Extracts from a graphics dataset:

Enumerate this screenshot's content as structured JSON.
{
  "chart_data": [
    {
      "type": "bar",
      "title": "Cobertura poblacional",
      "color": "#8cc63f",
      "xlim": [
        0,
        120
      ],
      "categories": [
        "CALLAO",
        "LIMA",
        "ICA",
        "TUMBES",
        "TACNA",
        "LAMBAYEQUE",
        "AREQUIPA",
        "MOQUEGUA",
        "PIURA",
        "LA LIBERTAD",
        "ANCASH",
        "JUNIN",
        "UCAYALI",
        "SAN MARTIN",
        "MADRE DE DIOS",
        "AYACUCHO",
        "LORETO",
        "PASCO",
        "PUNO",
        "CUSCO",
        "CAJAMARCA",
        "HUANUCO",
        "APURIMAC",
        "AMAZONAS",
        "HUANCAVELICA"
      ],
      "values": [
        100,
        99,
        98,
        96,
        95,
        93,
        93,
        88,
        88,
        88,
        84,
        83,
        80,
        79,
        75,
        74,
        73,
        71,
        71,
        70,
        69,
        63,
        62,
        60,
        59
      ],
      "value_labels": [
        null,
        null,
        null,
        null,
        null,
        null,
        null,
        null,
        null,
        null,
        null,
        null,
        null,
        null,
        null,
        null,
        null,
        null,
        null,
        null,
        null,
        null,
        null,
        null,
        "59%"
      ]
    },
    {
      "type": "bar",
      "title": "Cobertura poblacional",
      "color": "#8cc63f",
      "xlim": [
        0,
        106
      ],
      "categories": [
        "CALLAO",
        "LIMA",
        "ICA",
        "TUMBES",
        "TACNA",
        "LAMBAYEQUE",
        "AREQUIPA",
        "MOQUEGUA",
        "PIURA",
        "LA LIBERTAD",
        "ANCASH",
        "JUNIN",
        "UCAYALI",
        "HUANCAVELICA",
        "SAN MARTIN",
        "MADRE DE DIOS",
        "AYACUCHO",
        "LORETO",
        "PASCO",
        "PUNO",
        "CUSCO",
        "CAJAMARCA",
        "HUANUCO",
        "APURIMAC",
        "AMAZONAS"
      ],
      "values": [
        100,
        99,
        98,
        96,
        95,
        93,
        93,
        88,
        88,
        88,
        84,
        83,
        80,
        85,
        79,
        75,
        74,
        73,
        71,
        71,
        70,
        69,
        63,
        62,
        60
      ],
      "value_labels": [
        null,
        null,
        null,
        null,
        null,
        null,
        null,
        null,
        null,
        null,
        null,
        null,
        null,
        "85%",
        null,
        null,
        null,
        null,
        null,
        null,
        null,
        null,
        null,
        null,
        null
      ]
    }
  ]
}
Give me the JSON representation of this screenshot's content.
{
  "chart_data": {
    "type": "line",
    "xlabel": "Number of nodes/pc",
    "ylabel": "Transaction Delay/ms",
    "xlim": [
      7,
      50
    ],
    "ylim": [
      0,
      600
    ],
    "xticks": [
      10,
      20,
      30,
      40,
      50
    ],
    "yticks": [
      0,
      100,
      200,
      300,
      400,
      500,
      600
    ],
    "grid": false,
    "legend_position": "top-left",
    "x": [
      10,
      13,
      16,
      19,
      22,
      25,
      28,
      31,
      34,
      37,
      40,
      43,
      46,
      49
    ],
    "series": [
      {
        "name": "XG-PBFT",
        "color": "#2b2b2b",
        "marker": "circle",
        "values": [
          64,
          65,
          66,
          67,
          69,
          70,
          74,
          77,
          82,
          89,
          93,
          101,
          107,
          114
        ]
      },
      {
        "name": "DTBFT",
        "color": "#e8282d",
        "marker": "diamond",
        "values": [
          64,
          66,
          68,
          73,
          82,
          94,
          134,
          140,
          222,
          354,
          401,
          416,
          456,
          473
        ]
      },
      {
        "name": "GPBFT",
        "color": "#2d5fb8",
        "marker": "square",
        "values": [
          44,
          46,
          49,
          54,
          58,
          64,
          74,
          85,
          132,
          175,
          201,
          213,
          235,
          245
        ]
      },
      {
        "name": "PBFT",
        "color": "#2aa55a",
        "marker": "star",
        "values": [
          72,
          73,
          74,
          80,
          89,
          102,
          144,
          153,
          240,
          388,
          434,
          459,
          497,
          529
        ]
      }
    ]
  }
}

* _GIVEN EXERCISE_
Transcribe every entry exactly.

* _CORRECT OUTPUT_
Enumerate this screenshot's content as structured JSON.
{
  "chart_data": [
    {
      "type": "bar",
      "title": "Cobertura poblacional",
      "color": "#8cc63f",
      "xlim": [
        0,
        120
      ],
      "categories": [
        "CALLAO",
        "LIMA",
        "ICA",
        "TUMBES",
        "TACNA",
        "LAMBAYEQUE",
        "AREQUIPA",
        "MOQUEGUA",
        "PIURA",
        "LA LIBERTAD",
        "ANCASH",
        "JUNIN",
        "UCAYALI",
        "SAN MARTIN",
        "MADRE DE DIOS",
        "AYACUCHO",
        "LORETO",
        "PASCO",
        "PUNO",
        "CUSCO",
        "CAJAMARCA",
        "HUANUCO",
        "APURIMAC",
        "AMAZONAS",
        "HUANCAVELICA"
      ],
      "values": [
        100,
        99,
        98,
        96,
        95,
        93,
        93,
        88,
        88,
        88,
        84,
        83,
        80,
        79,
        75,
        74,
        73,
        71,
        71,
        70,
        69,
        63,
        62,
        60,
        59
      ],
      "value_labels": [
        null,
        null,
        null,
        null,
        null,
        null,
        null,
        null,
        null,
        null,
        null,
        null,
        null,
        null,
        null,
        null,
        null,
        null,
        null,
        null,
        null,
        null,
        null,
        null,
        "59%"
      ]
    },
    {
      "type": "bar",
      "title": "Cobertura poblacional",
      "color": "#8cc63f",
      "xlim": [
        0,
        106
      ],
      "categories": [
        "CALLAO",
        "LIMA",
        "ICA",
        "TUMBES",
        "TACNA",
        "LAMBAYEQUE",
        "AREQUIPA",
        "MOQUEGUA",
        "PIURA",
        "LA LIBERTAD",
        "ANCASH",
        "JUNIN",
        "UCAYALI",
        "HUANCAVELICA",
        "SAN MARTIN",
        "MADRE DE DIOS",
        "AYACUCHO",
        "LORETO",
        "PASCO",
        "PUNO",
        "CUSCO",
        "CAJAMARCA",
        "HUANUCO",
        "APURIMAC",
        "AMAZONAS"
      ],
      "values": [
        100,
        99,
        98,
        96,
        95,
        93,
        93,
        88,
        88,
        88,
        84,
        83,
        80,
        85,
        79,
        75,
        74,
        73,
        71,
        71,
        70,
        69,
        63,
        62,
        60
      ],
      "value_labels": [
        null,
        null,
        null,
        null,
        null,
        null,
        null,
        null,
        null,
        null,
        null,
        null,
        null,
        "85%",
        null,
        null,
        null,
        null,
        null,
        null,
        null,
        null,
        null,
        null,
        null
      ]
    }
  ]
}
Give me the JSON representation of this screenshot's content.
{
  "chart_data": {
    "type": "line",
    "xlabel": "Number of nodes/pc",
    "ylabel": "Transaction Delay/ms",
    "xlim": [
      7,
      50
    ],
    "ylim": [
      0,
      600
    ],
    "xticks": [
      10,
      20,
      30,
      40,
      50
    ],
    "yticks": [
      0,
      100,
      200,
      300,
      400,
      500,
      600
    ],
    "grid": false,
    "legend_position": "top-left",
    "x": [
      10,
      13,
      16,
      19,
      22,
      25,
      28,
      31,
      34,
      37,
      40,
      43,
      46,
      49
    ],
    "series": [
      {
        "name": "XG-PBFT",
        "color": "#2b2b2b",
        "marker": "circle",
        "values": [
          64,
          65,
          66,
          67,
          69,
          70,
          74,
          77,
          82,
          89,
          93,
          101,
          107,
          114
        ]
      },
      {
        "name": "DTBFT",
        "color": "#e8282d",
        "marker": "diamond",
        "values": [
          64,
          66,
          68,
          73,
          82,
          94,
          134,
          140,
          222,
          354,
          401,
          416,
          456,
          473
        ]
      },
      {
        "name": "GPBFT",
        "color": "#2d5fb8",
        "marker": "square",
        "values": [
          44,
          46,
          49,
          54,
          58,
          64,
          74,
          85,
          132,
          175,
          201,
          213,
          235,
          245
        ]
      },
      {
        "name": "PBFT",
        "color": "#2aa55a",
        "marker": "star",
        "values": [
          72,
          73,
          74,
          80,
          89,
          102,
          144,
          153,
          240,
          388,
          434,
          459,
          497,
          529
        ]
      }
    ]
  }
}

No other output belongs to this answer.